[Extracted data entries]
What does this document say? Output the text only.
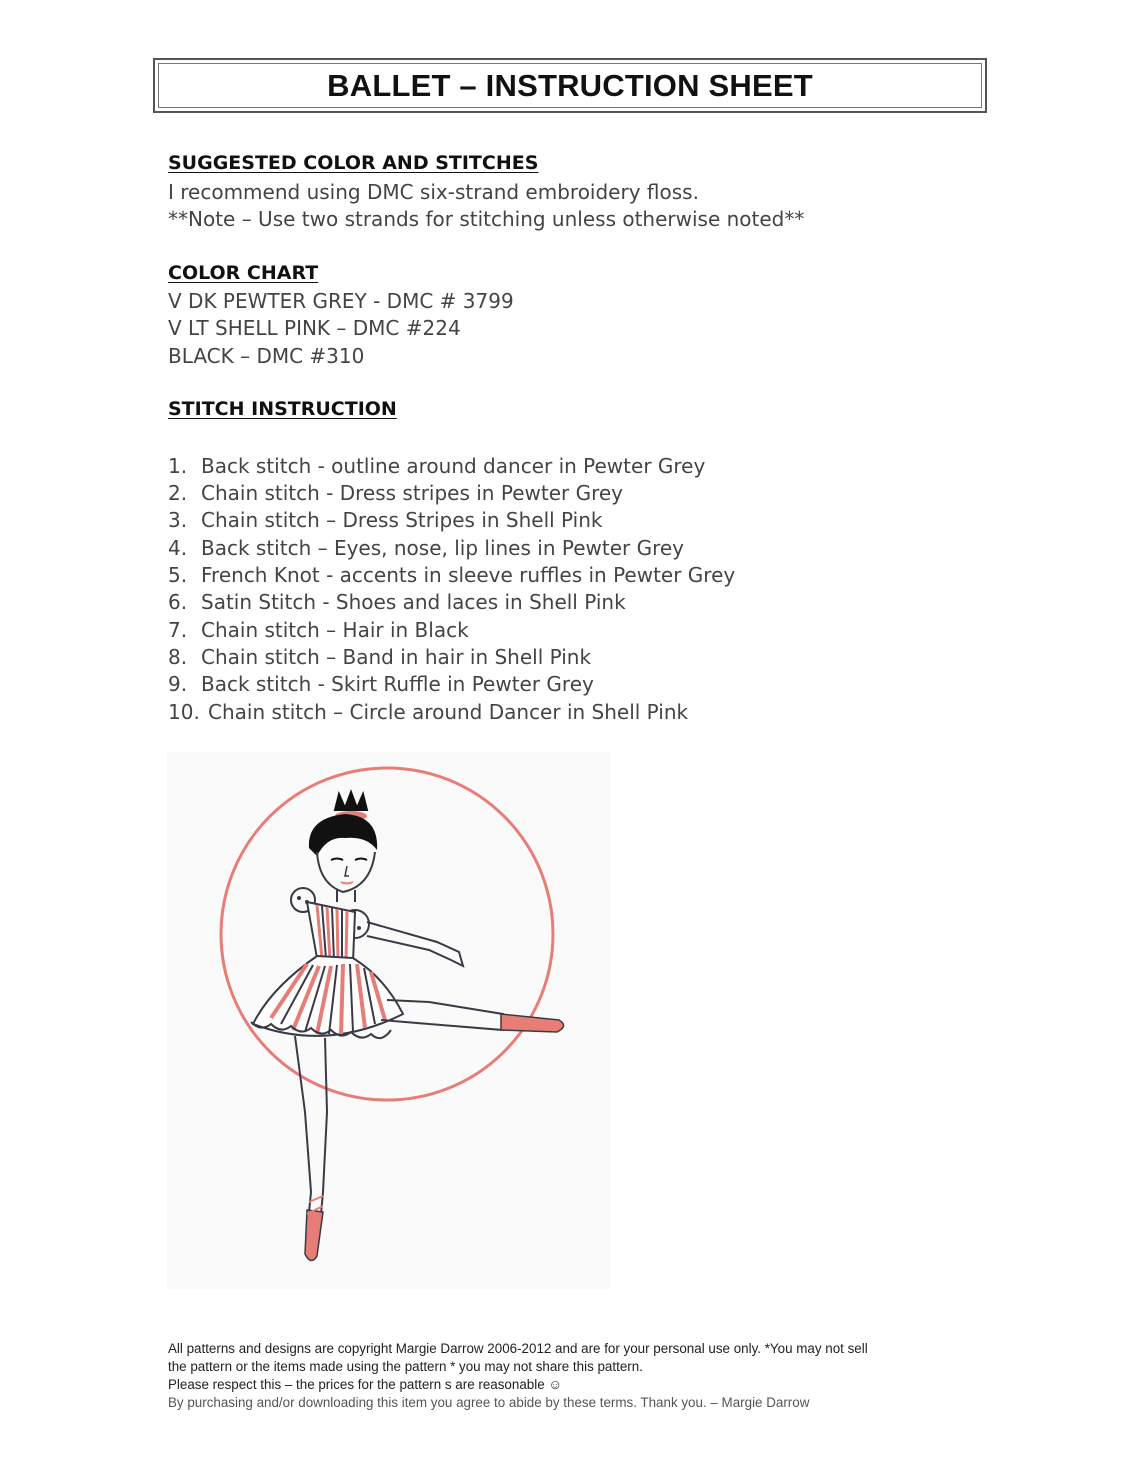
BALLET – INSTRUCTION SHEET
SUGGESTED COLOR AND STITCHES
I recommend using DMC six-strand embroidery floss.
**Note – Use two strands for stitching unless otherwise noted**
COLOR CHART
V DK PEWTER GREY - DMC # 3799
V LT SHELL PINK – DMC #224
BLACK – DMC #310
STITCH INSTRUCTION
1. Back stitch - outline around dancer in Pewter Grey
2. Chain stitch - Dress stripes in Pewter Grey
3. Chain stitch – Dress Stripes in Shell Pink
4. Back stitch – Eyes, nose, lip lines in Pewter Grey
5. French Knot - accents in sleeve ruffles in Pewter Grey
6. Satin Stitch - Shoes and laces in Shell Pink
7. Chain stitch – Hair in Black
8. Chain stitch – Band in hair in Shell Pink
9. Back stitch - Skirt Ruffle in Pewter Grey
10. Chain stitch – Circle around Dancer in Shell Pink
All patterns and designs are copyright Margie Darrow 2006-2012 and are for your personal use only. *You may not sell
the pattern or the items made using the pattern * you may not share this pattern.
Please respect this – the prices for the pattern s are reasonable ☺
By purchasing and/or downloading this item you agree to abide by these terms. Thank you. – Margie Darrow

* * *

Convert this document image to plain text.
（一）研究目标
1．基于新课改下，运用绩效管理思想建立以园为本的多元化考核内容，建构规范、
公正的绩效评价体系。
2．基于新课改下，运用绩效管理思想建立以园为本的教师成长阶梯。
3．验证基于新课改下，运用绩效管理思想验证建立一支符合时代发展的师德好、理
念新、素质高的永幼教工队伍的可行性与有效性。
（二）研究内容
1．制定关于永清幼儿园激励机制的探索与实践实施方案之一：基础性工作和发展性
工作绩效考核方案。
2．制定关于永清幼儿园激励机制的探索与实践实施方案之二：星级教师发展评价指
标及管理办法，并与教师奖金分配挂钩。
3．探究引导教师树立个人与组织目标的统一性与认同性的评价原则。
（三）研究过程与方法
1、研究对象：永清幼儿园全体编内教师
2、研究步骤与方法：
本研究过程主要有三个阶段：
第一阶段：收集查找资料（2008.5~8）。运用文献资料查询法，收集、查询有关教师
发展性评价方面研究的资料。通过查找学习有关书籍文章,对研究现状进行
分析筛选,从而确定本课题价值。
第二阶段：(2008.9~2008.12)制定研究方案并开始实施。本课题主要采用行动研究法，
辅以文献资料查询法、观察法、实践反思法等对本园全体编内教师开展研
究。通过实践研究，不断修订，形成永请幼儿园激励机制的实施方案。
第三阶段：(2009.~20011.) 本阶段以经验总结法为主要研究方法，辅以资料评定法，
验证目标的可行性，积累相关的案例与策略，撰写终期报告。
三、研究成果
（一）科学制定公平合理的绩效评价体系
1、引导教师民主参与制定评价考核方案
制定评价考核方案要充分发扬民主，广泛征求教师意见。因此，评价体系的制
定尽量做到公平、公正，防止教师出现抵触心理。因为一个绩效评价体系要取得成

**Work to do:** Read through the lines above and collect those that contain the string "COLOR".

**Final result:**
SUGGESTED COLOR AND STITCHES
COLOR CHART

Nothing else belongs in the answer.